## [What is required]
Write out every one of the following lines unchanged, leaving out the pictures.

## [Input records]
+--

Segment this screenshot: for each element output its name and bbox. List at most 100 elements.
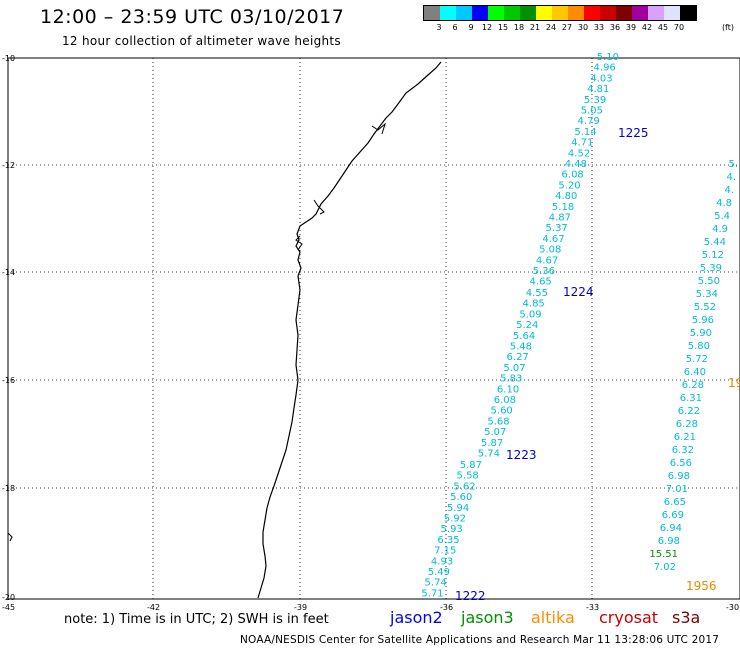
wave-height-value: 6.27 xyxy=(507,352,529,363)
wave-height-value: 4. xyxy=(726,172,736,183)
wave-height-value: 5.49 xyxy=(428,567,450,578)
wave-height-value: 5.07 xyxy=(484,427,506,438)
wave-height-value: 6.32 xyxy=(672,445,694,456)
wave-height-value: 15.51 xyxy=(649,549,678,560)
lat-label: -18 xyxy=(2,484,15,493)
color-legend: 3 6 9 12 15 18 21 24 27 30 33 36 39 42 45 70 (ft) xyxy=(423,5,734,33)
page-title: 12:00 – 23:59 UTC 03/10/2017 xyxy=(40,6,345,28)
legend-label: 30 xyxy=(577,23,589,32)
legend-swatch xyxy=(648,6,664,20)
legend-label: 24 xyxy=(545,23,557,32)
wave-height-value: 4.55 xyxy=(526,288,548,299)
island-marker xyxy=(7,532,13,542)
legend-swatch xyxy=(504,6,520,20)
legend-swatch xyxy=(616,6,632,20)
wave-height-value: 5.39 xyxy=(584,95,606,106)
wave-height-value: 4.48 xyxy=(565,159,587,170)
page-subtitle: 12 hour collection of altimeter wave hei… xyxy=(62,34,341,48)
wave-height-value: 5.87 xyxy=(481,438,503,449)
legend-swatch xyxy=(440,6,456,20)
wave-height-value: 6.94 xyxy=(660,523,682,534)
lon-label: -30 xyxy=(726,603,739,612)
lat-label: -16 xyxy=(2,376,15,385)
satellite-label-jason2: jason2 xyxy=(390,608,443,627)
wave-height-value: 5.92 xyxy=(444,514,466,525)
legend-swatch xyxy=(472,6,488,20)
wave-height-value: 6.98 xyxy=(658,536,680,547)
legend-color-scale xyxy=(423,5,697,21)
wave-height-value: 5.34 xyxy=(696,289,718,300)
wave-height-value: 4.85 xyxy=(523,299,545,310)
legend-swatch xyxy=(488,6,504,20)
wave-height-value: 5.74 xyxy=(478,449,500,460)
wave-height-value: 6.22 xyxy=(678,406,700,417)
wave-height-value: 5.60 xyxy=(450,492,472,503)
wave-height-value: 5.39 xyxy=(700,263,722,274)
wave-height-value: 5.44 xyxy=(704,237,726,248)
wave-height-value: 5.74 xyxy=(425,578,447,589)
wave-height-value: 6.08 xyxy=(494,395,516,406)
track-id-label: 1223 xyxy=(506,448,537,462)
wave-height-value: 5.94 xyxy=(447,503,469,514)
wave-height-value: 4.79 xyxy=(578,116,600,127)
wave-height-value: 4.9 xyxy=(712,224,728,235)
legend-label: 9 xyxy=(468,23,474,32)
wave-height-value: 4.96 xyxy=(594,63,616,74)
legend-label: 18 xyxy=(513,23,525,32)
wave-height-value: 4.67 xyxy=(536,255,558,266)
legend-swatch xyxy=(584,6,600,20)
wave-height-value: 5.58 xyxy=(457,471,479,482)
wave-height-value: 4.87 xyxy=(549,213,571,224)
legend-label: 70 xyxy=(673,23,685,32)
wave-height-value: 6.65 xyxy=(664,497,686,508)
lon-label: -33 xyxy=(586,603,599,612)
wave-height-value: 5.72 xyxy=(686,354,708,365)
footer-credit: NOAA/NESDIS Center for Satellite Applica… xyxy=(240,634,720,646)
wave-height-value: 5.50 xyxy=(698,276,720,287)
wave-height-value: 5.71 xyxy=(421,588,443,599)
wave-height-value: 6.98 xyxy=(668,471,690,482)
legend-swatch xyxy=(456,6,472,20)
wave-height-value: 6.08 xyxy=(562,170,584,181)
lon-label: -36 xyxy=(440,603,453,612)
track-id-label: 1225 xyxy=(618,126,649,140)
wave-height-value: 4.80 xyxy=(555,191,577,202)
lon-label: -42 xyxy=(147,603,160,612)
wave-height-value: 7.15 xyxy=(434,546,456,557)
wave-height-value: 6.10 xyxy=(497,384,519,395)
wave-height-value: 5.68 xyxy=(487,416,509,427)
wave-height-value: 7.02 xyxy=(654,562,676,573)
wave-height-value: 5.07 xyxy=(503,363,525,374)
lat-label: -10 xyxy=(2,54,15,63)
track-id-label-partial: 19 xyxy=(728,376,740,390)
wave-height-value: 7.01 xyxy=(666,484,688,495)
wave-height-value: 5.36 xyxy=(533,266,555,277)
wave-height-value: 4. xyxy=(724,185,734,196)
legend-swatch xyxy=(424,6,440,20)
lat-label: -20 xyxy=(2,593,15,602)
satellite-label-s3a: s3a xyxy=(672,608,701,627)
lon-label: -45 xyxy=(2,603,15,612)
wave-height-value: 6.28 xyxy=(682,380,704,391)
legend-swatch xyxy=(680,6,696,20)
legend-label: 36 xyxy=(609,23,621,32)
altimeter-tracks: 5.104.964.034.815.395.054.795.144.714.52… xyxy=(421,52,740,603)
wave-height-value: 5.37 xyxy=(546,223,568,234)
wave-height-value: 5.87 xyxy=(460,460,482,471)
legend-label: 39 xyxy=(625,23,637,32)
wave-height-value: 5.4 xyxy=(714,211,730,222)
legend-label: 3 xyxy=(436,23,442,32)
wave-height-value: 5. xyxy=(728,159,738,170)
wave-height-value: 5.12 xyxy=(702,250,724,261)
wave-height-value: 5.90 xyxy=(690,328,712,339)
wave-height-value: 5.18 xyxy=(552,202,574,213)
wave-height-value: 5.52 xyxy=(694,302,716,313)
legend-label: 33 xyxy=(593,23,605,32)
wave-height-value: 4.03 xyxy=(590,73,612,84)
wave-height-value: 5.05 xyxy=(581,106,603,117)
legend-swatch xyxy=(536,6,552,20)
legend-swatch xyxy=(568,6,584,20)
legend-swatch xyxy=(552,6,568,20)
satellite-label-jason3: jason3 xyxy=(461,608,514,627)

+--

## [Response for this exercise]
Segment this screenshot: for each element output its name and bbox. List at most 100 elements.
wave-height-value: 6.27 xyxy=(507,352,529,363)
wave-height-value: 4. xyxy=(726,172,736,183)
wave-height-value: 5.49 xyxy=(428,567,450,578)
wave-height-value: 5.07 xyxy=(484,427,506,438)
wave-height-value: 6.32 xyxy=(672,445,694,456)
wave-height-value: 15.51 xyxy=(649,549,678,560)
lat-label: -18 xyxy=(2,484,15,493)
color-legend: 3 6 9 12 15 18 21 24 27 30 33 36 39 42 45 70 (ft) xyxy=(423,5,734,33)
page-title: 12:00 – 23:59 UTC 03/10/2017 xyxy=(40,6,345,28)
legend-label: 30 xyxy=(577,23,589,32)
legend-swatch xyxy=(648,6,664,20)
legend-label: 24 xyxy=(545,23,557,32)
wave-height-value: 4.55 xyxy=(526,288,548,299)
island-marker xyxy=(7,532,13,542)
legend-swatch xyxy=(504,6,520,20)
legend-swatch xyxy=(616,6,632,20)
wave-height-value: 5.39 xyxy=(584,95,606,106)
wave-height-value: 4.48 xyxy=(565,159,587,170)
page-subtitle: 12 hour collection of altimeter wave hei… xyxy=(62,34,341,48)
wave-height-value: 5.87 xyxy=(481,438,503,449)
legend-swatch xyxy=(440,6,456,20)
wave-height-value: 6.94 xyxy=(660,523,682,534)
lon-label: -30 xyxy=(726,603,739,612)
lat-label: -16 xyxy=(2,376,15,385)
satellite-label-jason2: jason2 xyxy=(390,608,443,627)
wave-height-value: 5.92 xyxy=(444,514,466,525)
legend-swatch xyxy=(472,6,488,20)
wave-height-value: 6.98 xyxy=(658,536,680,547)
legend-color-scale xyxy=(423,5,697,21)
wave-height-value: 5.34 xyxy=(696,289,718,300)
wave-height-value: 4.85 xyxy=(523,299,545,310)
legend-swatch xyxy=(488,6,504,20)
wave-height-value: 5.74 xyxy=(478,449,500,460)
wave-height-value: 6.22 xyxy=(678,406,700,417)
wave-height-value: 5.60 xyxy=(450,492,472,503)
wave-height-value: 5.39 xyxy=(700,263,722,274)
wave-height-value: 5.44 xyxy=(704,237,726,248)
wave-height-value: 5.74 xyxy=(425,578,447,589)
wave-height-value: 6.08 xyxy=(494,395,516,406)
track-id-label: 1223 xyxy=(506,448,537,462)
wave-height-value: 5.94 xyxy=(447,503,469,514)
wave-height-value: 4.79 xyxy=(578,116,600,127)
wave-height-value: 4.9 xyxy=(712,224,728,235)
legend-label: 9 xyxy=(468,23,474,32)
wave-height-value: 4.96 xyxy=(594,63,616,74)
legend-label: 18 xyxy=(513,23,525,32)
wave-height-value: 4.67 xyxy=(536,255,558,266)
legend-swatch xyxy=(584,6,600,20)
wave-height-value: 5.58 xyxy=(457,471,479,482)
wave-height-value: 4.87 xyxy=(549,213,571,224)
legend-label: 70 xyxy=(673,23,685,32)
wave-height-value: 6.65 xyxy=(664,497,686,508)
lon-label: -33 xyxy=(586,603,599,612)
wave-height-value: 5.72 xyxy=(686,354,708,365)
footer-credit: NOAA/NESDIS Center for Satellite Applica… xyxy=(240,634,720,646)
wave-height-value: 5.50 xyxy=(698,276,720,287)
wave-height-value: 5.71 xyxy=(421,588,443,599)
wave-height-value: 6.98 xyxy=(668,471,690,482)
legend-swatch xyxy=(456,6,472,20)
wave-height-value: 6.08 xyxy=(562,170,584,181)
lon-label: -36 xyxy=(440,603,453,612)
track-id-label: 1225 xyxy=(618,126,649,140)
wave-height-value: 4.80 xyxy=(555,191,577,202)
lon-label: -42 xyxy=(147,603,160,612)
wave-height-value: 7.15 xyxy=(434,546,456,557)
wave-height-value: 6.10 xyxy=(497,384,519,395)
wave-height-value: 5.68 xyxy=(487,416,509,427)
wave-height-value: 7.02 xyxy=(654,562,676,573)
wave-height-value: 5.07 xyxy=(503,363,525,374)
lat-label: -10 xyxy=(2,54,15,63)
track-id-label-partial: 19 xyxy=(728,376,740,390)
wave-height-value: 7.01 xyxy=(666,484,688,495)
wave-height-value: 5.36 xyxy=(533,266,555,277)
wave-height-value: 4. xyxy=(724,185,734,196)
legend-swatch xyxy=(424,6,440,20)
lat-label: -20 xyxy=(2,593,15,602)
satellite-label-s3a: s3a xyxy=(672,608,701,627)
lon-label: -45 xyxy=(2,603,15,612)
wave-height-value: 6.28 xyxy=(682,380,704,391)
legend-swatch xyxy=(680,6,696,20)
legend-label: 36 xyxy=(609,23,621,32)
altimeter-tracks: 5.104.964.034.815.395.054.795.144.714.52… xyxy=(421,52,740,603)
wave-height-value: 5.37 xyxy=(546,223,568,234)
wave-height-value: 5.87 xyxy=(460,460,482,471)
legend-label: 39 xyxy=(625,23,637,32)
wave-height-value: 5.4 xyxy=(714,211,730,222)
legend-label: 3 xyxy=(436,23,442,32)
wave-height-value: 5. xyxy=(728,159,738,170)
wave-height-value: 5.12 xyxy=(702,250,724,261)
wave-height-value: 5.90 xyxy=(690,328,712,339)
wave-height-value: 5.18 xyxy=(552,202,574,213)
wave-height-value: 5.52 xyxy=(694,302,716,313)
legend-label: 33 xyxy=(593,23,605,32)
wave-height-value: 4.03 xyxy=(590,73,612,84)
wave-height-value: 5.05 xyxy=(581,106,603,117)
legend-swatch xyxy=(536,6,552,20)
legend-swatch xyxy=(568,6,584,20)
legend-swatch xyxy=(552,6,568,20)
satellite-label-jason3: jason3 xyxy=(461,608,514,627)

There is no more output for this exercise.